| WRITTEN TASK |
Exactly as they appear, output all of the entries.

| DATASET ENTRIES |
'''
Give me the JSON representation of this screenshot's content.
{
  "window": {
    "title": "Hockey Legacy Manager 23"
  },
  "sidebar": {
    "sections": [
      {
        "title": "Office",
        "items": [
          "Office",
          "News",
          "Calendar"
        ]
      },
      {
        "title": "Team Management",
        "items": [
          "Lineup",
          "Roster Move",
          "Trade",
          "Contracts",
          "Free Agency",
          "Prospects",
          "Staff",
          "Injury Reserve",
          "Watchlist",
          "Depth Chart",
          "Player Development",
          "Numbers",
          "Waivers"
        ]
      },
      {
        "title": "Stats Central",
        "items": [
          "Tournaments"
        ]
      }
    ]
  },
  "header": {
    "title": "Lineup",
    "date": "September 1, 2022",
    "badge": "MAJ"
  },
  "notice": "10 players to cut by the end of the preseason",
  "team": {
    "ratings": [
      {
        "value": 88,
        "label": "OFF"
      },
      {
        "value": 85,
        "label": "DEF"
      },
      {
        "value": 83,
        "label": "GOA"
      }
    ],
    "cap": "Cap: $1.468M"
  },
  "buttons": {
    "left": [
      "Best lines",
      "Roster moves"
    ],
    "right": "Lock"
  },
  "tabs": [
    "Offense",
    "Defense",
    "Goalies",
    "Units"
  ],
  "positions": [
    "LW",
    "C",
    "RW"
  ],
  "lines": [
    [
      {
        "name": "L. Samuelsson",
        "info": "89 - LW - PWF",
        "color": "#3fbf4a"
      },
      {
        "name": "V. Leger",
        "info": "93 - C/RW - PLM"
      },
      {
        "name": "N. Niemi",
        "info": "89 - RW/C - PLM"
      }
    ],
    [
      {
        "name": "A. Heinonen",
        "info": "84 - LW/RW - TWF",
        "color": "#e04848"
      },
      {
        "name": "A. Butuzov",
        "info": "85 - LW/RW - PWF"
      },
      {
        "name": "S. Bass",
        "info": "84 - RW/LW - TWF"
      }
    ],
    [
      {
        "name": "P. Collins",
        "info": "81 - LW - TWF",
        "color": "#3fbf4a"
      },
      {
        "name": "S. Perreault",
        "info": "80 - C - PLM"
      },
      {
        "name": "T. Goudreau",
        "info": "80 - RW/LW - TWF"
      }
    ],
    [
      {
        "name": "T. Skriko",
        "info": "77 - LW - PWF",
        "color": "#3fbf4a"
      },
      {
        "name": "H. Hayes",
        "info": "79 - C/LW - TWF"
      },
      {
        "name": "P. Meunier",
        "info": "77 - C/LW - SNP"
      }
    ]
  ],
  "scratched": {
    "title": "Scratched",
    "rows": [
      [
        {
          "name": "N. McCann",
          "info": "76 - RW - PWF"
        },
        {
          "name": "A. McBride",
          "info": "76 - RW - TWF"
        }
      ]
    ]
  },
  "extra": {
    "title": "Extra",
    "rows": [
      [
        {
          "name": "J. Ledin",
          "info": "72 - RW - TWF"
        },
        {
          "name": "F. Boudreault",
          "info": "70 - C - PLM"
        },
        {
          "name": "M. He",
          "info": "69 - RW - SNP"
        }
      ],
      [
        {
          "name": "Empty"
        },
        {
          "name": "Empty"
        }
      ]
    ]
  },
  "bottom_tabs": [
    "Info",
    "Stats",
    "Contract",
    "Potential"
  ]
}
'''
| RESULT |
Give me the JSON representation of this screenshot's content.
{
  "window": {
    "title": "Hockey Legacy Manager 23"
  },
  "sidebar": {
    "sections": [
      {
        "title": "Office",
        "items": [
          "Office",
          "News",
          "Calendar"
        ]
      },
      {
        "title": "Team Management",
        "items": [
          "Lineup",
          "Roster Move",
          "Trade",
          "Contracts",
          "Free Agency",
          "Prospects",
          "Staff",
          "Injury Reserve",
          "Watchlist",
          "Depth Chart",
          "Player Development",
          "Numbers",
          "Waivers"
        ]
      },
      {
        "title": "Stats Central",
        "items": [
          "Tournaments"
        ]
      }
    ]
  },
  "header": {
    "title": "Lineup",
    "date": "September 1, 2022",
    "badge": "MAJ"
  },
  "notice": "10 players to cut by the end of the preseason",
  "team": {
    "ratings": [
      {
        "value": 88,
        "label": "OFF"
      },
      {
        "value": 85,
        "label": "DEF"
      },
      {
        "value": 83,
        "label": "GOA"
      }
    ],
    "cap": "Cap: $1.468M"
  },
  "buttons": {
    "left": [
      "Best lines",
      "Roster moves"
    ],
    "right": "Lock"
  },
  "tabs": [
    "Offense",
    "Defense",
    "Goalies",
    "Units"
  ],
  "positions": [
    "LW",
    "C",
    "RW"
  ],
  "lines": [
    [
      {
        "name": "L. Samuelsson",
        "info": "89 - LW - PWF",
        "color": "#3fbf4a"
      },
      {
        "name": "V. Leger",
        "info": "93 - C/RW - PLM"
      },
      {
        "name": "N. Niemi",
        "info": "89 - RW/C - PLM"
      }
    ],
    [
      {
        "name": "A. Heinonen",
        "info": "84 - LW/RW - TWF",
        "color": "#e04848"
      },
      {
        "name": "A. Butuzov",
        "info": "85 - LW/RW - PWF"
      },
      {
        "name": "S. Bass",
        "info": "84 - RW/LW - TWF"
      }
    ],
    [
      {
        "name": "P. Collins",
        "info": "81 - LW - TWF",
        "color": "#3fbf4a"
      },
      {
        "name": "S. Perreault",
        "info": "80 - C - PLM"
      },
      {
        "name": "T. Goudreau",
        "info": "80 - RW/LW - TWF"
      }
    ],
    [
      {
        "name": "T. Skriko",
        "info": "77 - LW - PWF",
        "color": "#3fbf4a"
      },
      {
        "name": "H. Hayes",
        "info": "79 - C/LW - TWF"
      },
      {
        "name": "P. Meunier",
        "info": "77 - C/LW - SNP"
      }
    ]
  ],
  "scratched": {
    "title": "Scratched",
    "rows": [
      [
        {
          "name": "N. McCann",
          "info": "76 - RW - PWF"
        },
        {
          "name": "A. McBride",
          "info": "76 - RW - TWF"
        }
      ]
    ]
  },
  "extra": {
    "title": "Extra",
    "rows": [
      [
        {
          "name": "J. Ledin",
          "info": "72 - RW - TWF"
        },
        {
          "name": "F. Boudreault",
          "info": "70 - C - PLM"
        },
        {
          "name": "M. He",
          "info": "69 - RW - SNP"
        }
      ],
      [
        {
          "name": "Empty"
        },
        {
          "name": "Empty"
        }
      ]
    ]
  },
  "bottom_tabs": [
    "Info",
    "Stats",
    "Contract",
    "Potential"
  ]
}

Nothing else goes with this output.